==== GIVEN RECORDS ====

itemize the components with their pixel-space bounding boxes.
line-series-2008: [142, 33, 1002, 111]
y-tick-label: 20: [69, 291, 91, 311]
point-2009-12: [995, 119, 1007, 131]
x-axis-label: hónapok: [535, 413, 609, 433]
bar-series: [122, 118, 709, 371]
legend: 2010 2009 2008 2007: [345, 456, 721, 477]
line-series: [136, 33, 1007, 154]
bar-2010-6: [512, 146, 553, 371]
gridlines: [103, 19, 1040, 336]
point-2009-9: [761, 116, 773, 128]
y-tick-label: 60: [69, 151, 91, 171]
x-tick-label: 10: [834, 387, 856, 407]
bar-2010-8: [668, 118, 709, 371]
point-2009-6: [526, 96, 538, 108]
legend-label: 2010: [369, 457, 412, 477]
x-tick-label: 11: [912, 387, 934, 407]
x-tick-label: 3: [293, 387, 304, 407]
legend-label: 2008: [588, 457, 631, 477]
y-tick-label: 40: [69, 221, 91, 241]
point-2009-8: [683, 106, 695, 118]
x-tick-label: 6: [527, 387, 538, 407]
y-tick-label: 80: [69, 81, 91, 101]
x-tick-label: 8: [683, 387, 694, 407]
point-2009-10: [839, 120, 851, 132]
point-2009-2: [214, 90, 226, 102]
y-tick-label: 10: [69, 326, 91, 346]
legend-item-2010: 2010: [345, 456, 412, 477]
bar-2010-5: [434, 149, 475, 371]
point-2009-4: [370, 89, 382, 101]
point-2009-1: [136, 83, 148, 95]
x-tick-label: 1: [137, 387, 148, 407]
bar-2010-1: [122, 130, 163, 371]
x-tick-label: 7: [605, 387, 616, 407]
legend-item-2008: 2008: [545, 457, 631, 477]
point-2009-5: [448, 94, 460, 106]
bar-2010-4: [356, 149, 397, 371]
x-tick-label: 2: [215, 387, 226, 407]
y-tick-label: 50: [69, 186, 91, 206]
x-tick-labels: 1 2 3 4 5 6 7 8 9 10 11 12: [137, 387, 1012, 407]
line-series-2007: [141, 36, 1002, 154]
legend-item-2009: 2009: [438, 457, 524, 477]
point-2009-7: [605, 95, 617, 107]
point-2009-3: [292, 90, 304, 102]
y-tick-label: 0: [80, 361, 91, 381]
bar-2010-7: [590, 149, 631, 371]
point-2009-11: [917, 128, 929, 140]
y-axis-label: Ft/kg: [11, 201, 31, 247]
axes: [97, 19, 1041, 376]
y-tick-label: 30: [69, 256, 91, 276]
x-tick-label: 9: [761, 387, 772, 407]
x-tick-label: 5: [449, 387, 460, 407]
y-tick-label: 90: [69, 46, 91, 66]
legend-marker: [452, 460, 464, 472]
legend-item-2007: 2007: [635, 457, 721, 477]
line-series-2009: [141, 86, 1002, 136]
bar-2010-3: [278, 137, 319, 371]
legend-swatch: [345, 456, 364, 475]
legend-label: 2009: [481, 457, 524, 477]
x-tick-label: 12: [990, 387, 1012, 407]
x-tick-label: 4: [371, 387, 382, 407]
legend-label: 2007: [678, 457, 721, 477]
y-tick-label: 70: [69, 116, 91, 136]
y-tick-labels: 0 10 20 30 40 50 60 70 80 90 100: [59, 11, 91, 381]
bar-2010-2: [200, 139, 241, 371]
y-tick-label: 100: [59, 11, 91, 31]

====

REQUIREMENTS:
Arrange the lines of the material above as a JSON list of strings, one string per line and no blank lines, starting with its first line and going on through the line with "legend-label: 2008: [588, 457, 631, 477]".

ANSWER TO THE PROBLEM:
[
  "itemize the components with their pixel-space bounding boxes.",
  "line-series-2008: [142, 33, 1002, 111]",
  "y-tick-label: 20: [69, 291, 91, 311]",
  "point-2009-12: [995, 119, 1007, 131]",
  "x-axis-label: hónapok: [535, 413, 609, 433]",
  "bar-series: [122, 118, 709, 371]",
  "legend: 2010 2009 2008 2007: [345, 456, 721, 477]",
  "line-series: [136, 33, 1007, 154]",
  "bar-2010-6: [512, 146, 553, 371]",
  "gridlines: [103, 19, 1040, 336]",
  "point-2009-9: [761, 116, 773, 128]",
  "y-tick-label: 60: [69, 151, 91, 171]",
  "x-tick-label: 10: [834, 387, 856, 407]",
  "bar-2010-8: [668, 118, 709, 371]",
  "point-2009-6: [526, 96, 538, 108]",
  "legend-label: 2010: [369, 457, 412, 477]",
  "x-tick-label: 11: [912, 387, 934, 407]",
  "x-tick-label: 3: [293, 387, 304, 407]",
  "legend-label: 2008: [588, 457, 631, 477]"
]